> [Work required]
Each line below should be retyped exactly, with no pictures.

> [Extracted material]
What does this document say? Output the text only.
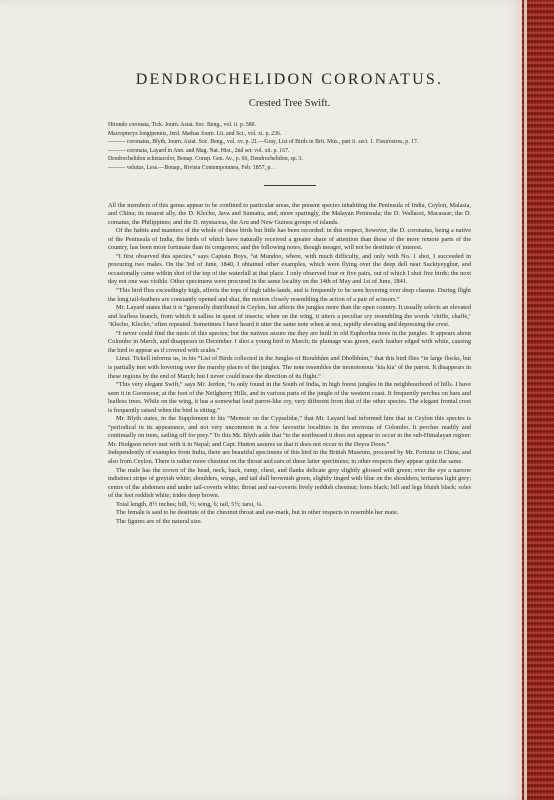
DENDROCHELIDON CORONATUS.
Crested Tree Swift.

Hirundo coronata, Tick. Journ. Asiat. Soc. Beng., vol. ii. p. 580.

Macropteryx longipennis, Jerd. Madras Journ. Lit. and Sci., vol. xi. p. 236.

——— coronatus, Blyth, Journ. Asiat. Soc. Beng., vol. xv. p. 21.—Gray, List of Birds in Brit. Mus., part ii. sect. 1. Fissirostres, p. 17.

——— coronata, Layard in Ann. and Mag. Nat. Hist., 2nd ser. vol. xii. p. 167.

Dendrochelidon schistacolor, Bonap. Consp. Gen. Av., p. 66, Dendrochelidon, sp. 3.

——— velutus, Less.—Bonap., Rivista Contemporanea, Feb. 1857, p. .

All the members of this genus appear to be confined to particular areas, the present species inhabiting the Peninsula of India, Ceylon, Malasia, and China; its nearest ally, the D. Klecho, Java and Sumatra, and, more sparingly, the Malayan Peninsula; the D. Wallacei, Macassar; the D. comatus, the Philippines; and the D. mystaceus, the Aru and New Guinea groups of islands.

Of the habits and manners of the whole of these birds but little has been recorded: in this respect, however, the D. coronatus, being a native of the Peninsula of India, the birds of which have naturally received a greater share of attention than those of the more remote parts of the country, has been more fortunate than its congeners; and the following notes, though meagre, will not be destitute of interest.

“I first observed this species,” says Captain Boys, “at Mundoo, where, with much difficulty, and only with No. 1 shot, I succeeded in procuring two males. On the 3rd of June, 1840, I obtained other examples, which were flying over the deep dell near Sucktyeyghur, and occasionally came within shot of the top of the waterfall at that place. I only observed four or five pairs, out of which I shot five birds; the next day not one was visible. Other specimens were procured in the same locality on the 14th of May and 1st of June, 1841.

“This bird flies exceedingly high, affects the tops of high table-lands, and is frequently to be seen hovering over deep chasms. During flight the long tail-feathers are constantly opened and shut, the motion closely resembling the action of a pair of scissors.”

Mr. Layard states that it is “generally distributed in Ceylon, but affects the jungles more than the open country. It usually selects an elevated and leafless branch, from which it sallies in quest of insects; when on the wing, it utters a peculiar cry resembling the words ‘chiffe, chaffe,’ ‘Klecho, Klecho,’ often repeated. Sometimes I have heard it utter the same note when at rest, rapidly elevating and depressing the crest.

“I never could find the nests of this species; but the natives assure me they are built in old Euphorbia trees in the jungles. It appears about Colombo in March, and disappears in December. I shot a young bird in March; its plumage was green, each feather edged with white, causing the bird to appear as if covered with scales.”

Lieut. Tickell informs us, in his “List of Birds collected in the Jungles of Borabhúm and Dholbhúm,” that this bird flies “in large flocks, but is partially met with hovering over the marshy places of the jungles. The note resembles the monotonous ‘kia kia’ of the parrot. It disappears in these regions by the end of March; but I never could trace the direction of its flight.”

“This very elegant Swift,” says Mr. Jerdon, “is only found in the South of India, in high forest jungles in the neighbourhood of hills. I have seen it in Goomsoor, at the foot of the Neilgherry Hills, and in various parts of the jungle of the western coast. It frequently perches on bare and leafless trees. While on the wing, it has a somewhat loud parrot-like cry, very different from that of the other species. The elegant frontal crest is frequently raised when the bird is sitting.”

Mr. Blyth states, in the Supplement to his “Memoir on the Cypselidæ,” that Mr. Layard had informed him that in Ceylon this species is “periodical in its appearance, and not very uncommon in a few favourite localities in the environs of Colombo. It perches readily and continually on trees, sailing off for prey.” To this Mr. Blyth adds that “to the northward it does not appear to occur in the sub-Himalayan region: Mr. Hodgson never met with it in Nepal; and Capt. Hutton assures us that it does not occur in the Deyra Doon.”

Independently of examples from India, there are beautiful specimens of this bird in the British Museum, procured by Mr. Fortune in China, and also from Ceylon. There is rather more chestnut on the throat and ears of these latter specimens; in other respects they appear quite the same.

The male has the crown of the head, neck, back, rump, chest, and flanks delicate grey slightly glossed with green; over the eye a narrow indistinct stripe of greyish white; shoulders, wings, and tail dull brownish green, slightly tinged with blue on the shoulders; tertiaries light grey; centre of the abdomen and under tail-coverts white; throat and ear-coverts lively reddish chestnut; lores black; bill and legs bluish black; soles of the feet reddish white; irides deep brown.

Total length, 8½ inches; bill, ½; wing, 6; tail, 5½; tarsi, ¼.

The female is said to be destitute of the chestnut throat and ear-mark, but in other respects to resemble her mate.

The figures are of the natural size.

> [Answer]
What does this document say? Output the text only.
DENDROCHELIDON CORONATUS.
Crested Tree Swift.

Hirundo coronata, Tick. Journ. Asiat. Soc. Beng., vol. ii. p. 580.

Macropteryx longipennis, Jerd. Madras Journ. Lit. and Sci., vol. xi. p. 236.

——— coronatus, Blyth, Journ. Asiat. Soc. Beng., vol. xv. p. 21.—Gray, List of Birds in Brit. Mus., part ii. sect. 1. Fissirostres, p. 17.

——— coronata, Layard in Ann. and Mag. Nat. Hist., 2nd ser. vol. xii. p. 167.

Dendrochelidon schistacolor, Bonap. Consp. Gen. Av., p. 66, Dendrochelidon, sp. 3.

——— velutus, Less.—Bonap., Rivista Contemporanea, Feb. 1857, p. .

All the members of this genus appear to be confined to particular areas, the present species inhabiting the Peninsula of India, Ceylon, Malasia, and China; its nearest ally, the D. Klecho, Java and Sumatra, and, more sparingly, the Malayan Peninsula; the D. Wallacei, Macassar; the D. comatus, the Philippines; and the D. mystaceus, the Aru and New Guinea groups of islands.

Of the habits and manners of the whole of these birds but little has been recorded: in this respect, however, the D. coronatus, being a native of the Peninsula of India, the birds of which have naturally received a greater share of attention than those of the more remote parts of the country, has been more fortunate than its congeners; and the following notes, though meagre, will not be destitute of interest.

“I first observed this species,” says Captain Boys, “at Mundoo, where, with much difficulty, and only with No. 1 shot, I succeeded in procuring two males. On the 3rd of June, 1840, I obtained other examples, which were flying over the deep dell near Sucktyeyghur, and occasionally came within shot of the top of the waterfall at that place. I only observed four or five pairs, out of which I shot five birds; the next day not one was visible. Other specimens were procured in the same locality on the 14th of May and 1st of June, 1841.

“This bird flies exceedingly high, affects the tops of high table-lands, and is frequently to be seen hovering over deep chasms. During flight the long tail-feathers are constantly opened and shut, the motion closely resembling the action of a pair of scissors.”

Mr. Layard states that it is “generally distributed in Ceylon, but affects the jungles more than the open country. It usually selects an elevated and leafless branch, from which it sallies in quest of insects; when on the wing, it utters a peculiar cry resembling the words ‘chiffe, chaffe,’ ‘Klecho, Klecho,’ often repeated. Sometimes I have heard it utter the same note when at rest, rapidly elevating and depressing the crest.

“I never could find the nests of this species; but the natives assure me they are built in old Euphorbia trees in the jungles. It appears about Colombo in March, and disappears in December. I shot a young bird in March; its plumage was green, each feather edged with white, causing the bird to appear as if covered with scales.”

Lieut. Tickell informs us, in his “List of Birds collected in the Jungles of Borabhúm and Dholbhúm,” that this bird flies “in large flocks, but is partially met with hovering over the marshy places of the jungles. The note resembles the monotonous ‘kia kia’ of the parrot. It disappears in these regions by the end of March; but I never could trace the direction of its flight.”

“This very elegant Swift,” says Mr. Jerdon, “is only found in the South of India, in high forest jungles in the neighbourhood of hills. I have seen it in Goomsoor, at the foot of the Neilgherry Hills, and in various parts of the jungle of the western coast. It frequently perches on bare and leafless trees. While on the wing, it has a somewhat loud parrot-like cry, very different from that of the other species. The elegant frontal crest is frequently raised when the bird is sitting.”

Mr. Blyth states, in the Supplement to his “Memoir on the Cypselidæ,” that Mr. Layard had informed him that in Ceylon this species is “periodical in its appearance, and not very uncommon in a few favourite localities in the environs of Colombo. It perches readily and continually on trees, sailing off for prey.” To this Mr. Blyth adds that “to the northward it does not appear to occur in the sub-Himalayan region: Mr. Hodgson never met with it in Nepal; and Capt. Hutton assures us that it does not occur in the Deyra Doon.”

Independently of examples from India, there are beautiful specimens of this bird in the British Museum, procured by Mr. Fortune in China, and also from Ceylon. There is rather more chestnut on the throat and ears of these latter specimens; in other respects they appear quite the same.

The male has the crown of the head, neck, back, rump, chest, and flanks delicate grey slightly glossed with green; over the eye a narrow indistinct stripe of greyish white; shoulders, wings, and tail dull brownish green, slightly tinged with blue on the shoulders; tertiaries light grey; centre of the abdomen and under tail-coverts white; throat and ear-coverts lively reddish chestnut; lores black; bill and legs bluish black; soles of the feet reddish white; irides deep brown.

Total length, 8½ inches; bill, ½; wing, 6; tail, 5½; tarsi, ¼.

The female is said to be destitute of the chestnut throat and ear-mark, but in other respects to resemble her mate.

The figures are of the natural size.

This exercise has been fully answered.